**WHAT THE TASK ASKS**
Your answer is a single number: how many lines hold the word "compleja"?

**PROVIDED RECORDS**
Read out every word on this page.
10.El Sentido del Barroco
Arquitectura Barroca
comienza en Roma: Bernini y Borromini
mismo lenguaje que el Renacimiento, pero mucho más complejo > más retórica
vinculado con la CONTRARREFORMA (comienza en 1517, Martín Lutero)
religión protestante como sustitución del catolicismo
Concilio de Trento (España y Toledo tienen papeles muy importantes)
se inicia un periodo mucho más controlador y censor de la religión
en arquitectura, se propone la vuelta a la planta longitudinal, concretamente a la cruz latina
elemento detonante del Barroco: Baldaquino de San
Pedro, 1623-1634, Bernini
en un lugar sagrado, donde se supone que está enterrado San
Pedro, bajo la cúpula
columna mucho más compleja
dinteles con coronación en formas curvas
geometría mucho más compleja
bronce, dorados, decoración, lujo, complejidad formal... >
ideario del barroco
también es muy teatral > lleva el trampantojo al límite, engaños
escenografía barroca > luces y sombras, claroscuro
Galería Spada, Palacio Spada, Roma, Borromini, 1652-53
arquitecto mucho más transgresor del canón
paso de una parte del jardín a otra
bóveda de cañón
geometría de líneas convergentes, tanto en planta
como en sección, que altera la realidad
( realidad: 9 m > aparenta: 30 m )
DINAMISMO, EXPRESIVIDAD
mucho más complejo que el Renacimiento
...
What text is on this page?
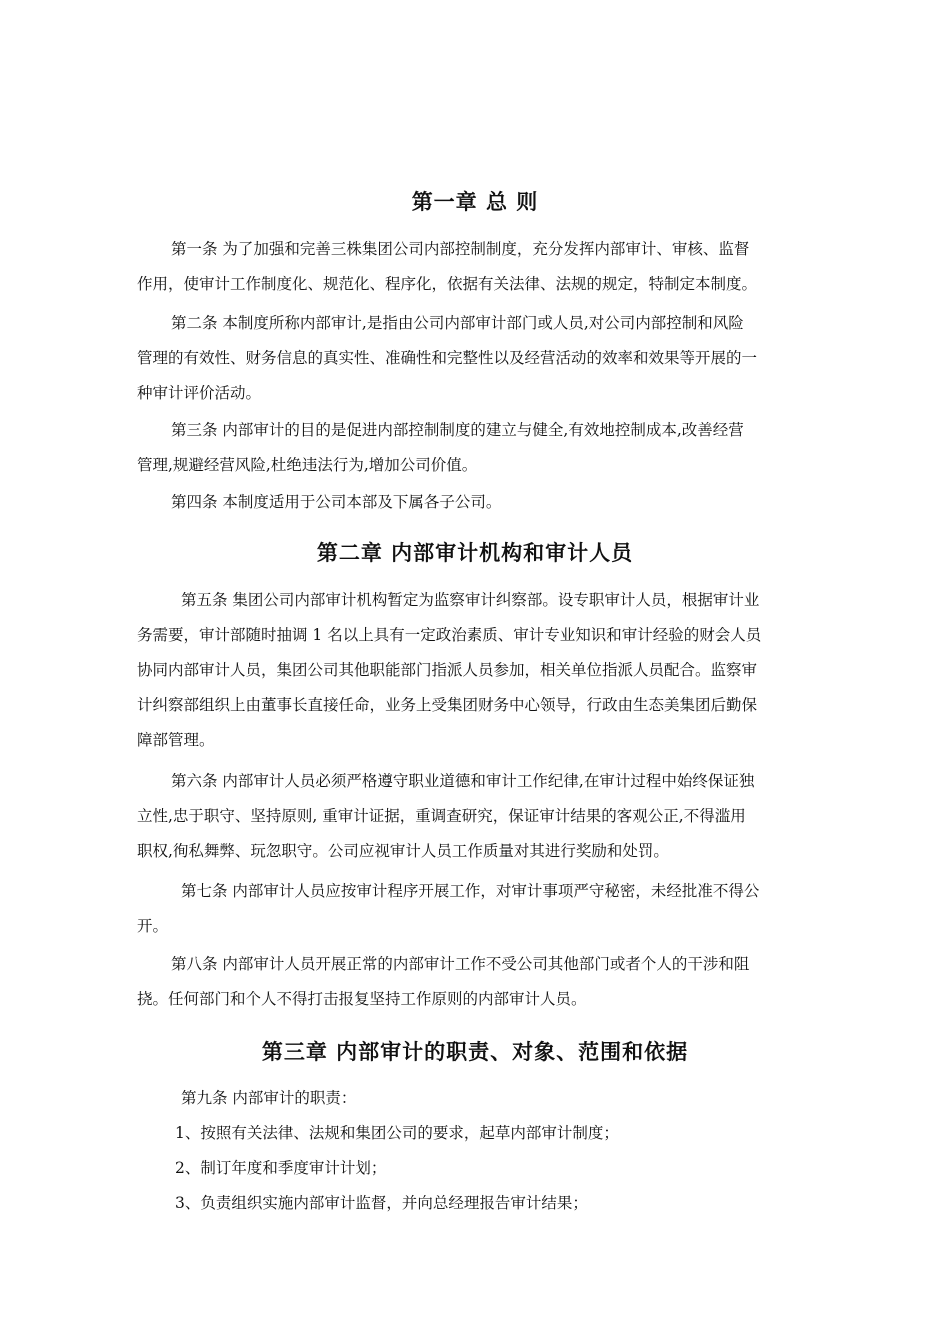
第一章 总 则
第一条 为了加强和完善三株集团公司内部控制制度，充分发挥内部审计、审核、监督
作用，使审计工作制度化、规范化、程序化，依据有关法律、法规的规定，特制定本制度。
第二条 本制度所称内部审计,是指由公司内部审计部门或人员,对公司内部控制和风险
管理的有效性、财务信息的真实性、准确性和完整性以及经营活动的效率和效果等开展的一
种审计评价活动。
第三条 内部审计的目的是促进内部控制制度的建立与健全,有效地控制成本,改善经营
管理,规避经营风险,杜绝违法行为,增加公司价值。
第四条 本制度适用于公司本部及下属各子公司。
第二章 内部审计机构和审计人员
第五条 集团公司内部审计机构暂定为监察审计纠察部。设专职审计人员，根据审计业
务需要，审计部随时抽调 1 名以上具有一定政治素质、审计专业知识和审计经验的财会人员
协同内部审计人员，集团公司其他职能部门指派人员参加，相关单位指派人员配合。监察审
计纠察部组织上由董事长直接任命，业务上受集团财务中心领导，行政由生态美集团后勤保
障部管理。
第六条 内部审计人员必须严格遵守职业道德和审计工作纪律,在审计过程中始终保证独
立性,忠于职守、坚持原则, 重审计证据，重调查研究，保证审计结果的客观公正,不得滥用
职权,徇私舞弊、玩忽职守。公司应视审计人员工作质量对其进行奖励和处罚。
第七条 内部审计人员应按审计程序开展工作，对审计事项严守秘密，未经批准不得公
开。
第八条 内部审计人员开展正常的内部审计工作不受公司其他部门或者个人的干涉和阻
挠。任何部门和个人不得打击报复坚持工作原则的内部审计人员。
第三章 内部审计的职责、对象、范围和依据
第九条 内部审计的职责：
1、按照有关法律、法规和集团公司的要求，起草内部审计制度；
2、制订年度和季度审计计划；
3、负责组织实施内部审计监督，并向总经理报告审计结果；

**SOLVED EXERCISE**
2